THE TASK
Quote every line below exactly as it reads.

= = = =

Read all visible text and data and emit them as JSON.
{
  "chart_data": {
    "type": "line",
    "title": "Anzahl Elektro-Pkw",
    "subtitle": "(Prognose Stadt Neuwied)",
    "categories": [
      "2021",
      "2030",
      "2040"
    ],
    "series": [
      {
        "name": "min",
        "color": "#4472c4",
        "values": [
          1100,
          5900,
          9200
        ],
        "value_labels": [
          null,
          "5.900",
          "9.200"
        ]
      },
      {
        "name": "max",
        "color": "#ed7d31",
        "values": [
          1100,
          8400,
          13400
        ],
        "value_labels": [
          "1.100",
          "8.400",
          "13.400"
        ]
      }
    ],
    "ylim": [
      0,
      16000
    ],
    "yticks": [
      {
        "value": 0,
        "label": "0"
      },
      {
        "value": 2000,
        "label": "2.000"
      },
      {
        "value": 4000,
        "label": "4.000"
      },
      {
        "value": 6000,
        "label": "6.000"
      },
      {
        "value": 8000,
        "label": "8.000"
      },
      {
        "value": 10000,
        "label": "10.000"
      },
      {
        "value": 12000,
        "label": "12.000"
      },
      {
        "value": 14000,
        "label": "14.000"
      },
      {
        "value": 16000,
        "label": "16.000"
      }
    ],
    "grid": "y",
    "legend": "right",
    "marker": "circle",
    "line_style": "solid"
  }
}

= = = =

WRITTEN ANSWER
Read all visible text and data and emit them as JSON.
{
  "chart_data": {
    "type": "line",
    "title": "Anzahl Elektro-Pkw",
    "subtitle": "(Prognose Stadt Neuwied)",
    "categories": [
      "2021",
      "2030",
      "2040"
    ],
    "series": [
      {
        "name": "min",
        "color": "#4472c4",
        "values": [
          1100,
          5900,
          9200
        ],
        "value_labels": [
          null,
          "5.900",
          "9.200"
        ]
      },
      {
        "name": "max",
        "color": "#ed7d31",
        "values": [
          1100,
          8400,
          13400
        ],
        "value_labels": [
          "1.100",
          "8.400",
          "13.400"
        ]
      }
    ],
    "ylim": [
      0,
      16000
    ],
    "yticks": [
      {
        "value": 0,
        "label": "0"
      },
      {
        "value": 2000,
        "label": "2.000"
      },
      {
        "value": 4000,
        "label": "4.000"
      },
      {
        "value": 6000,
        "label": "6.000"
      },
      {
        "value": 8000,
        "label": "8.000"
      },
      {
        "value": 10000,
        "label": "10.000"
      },
      {
        "value": 12000,
        "label": "12.000"
      },
      {
        "value": 14000,
        "label": "14.000"
      },
      {
        "value": 16000,
        "label": "16.000"
      }
    ],
    "grid": "y",
    "legend": "right",
    "marker": "circle",
    "line_style": "solid"
  }
}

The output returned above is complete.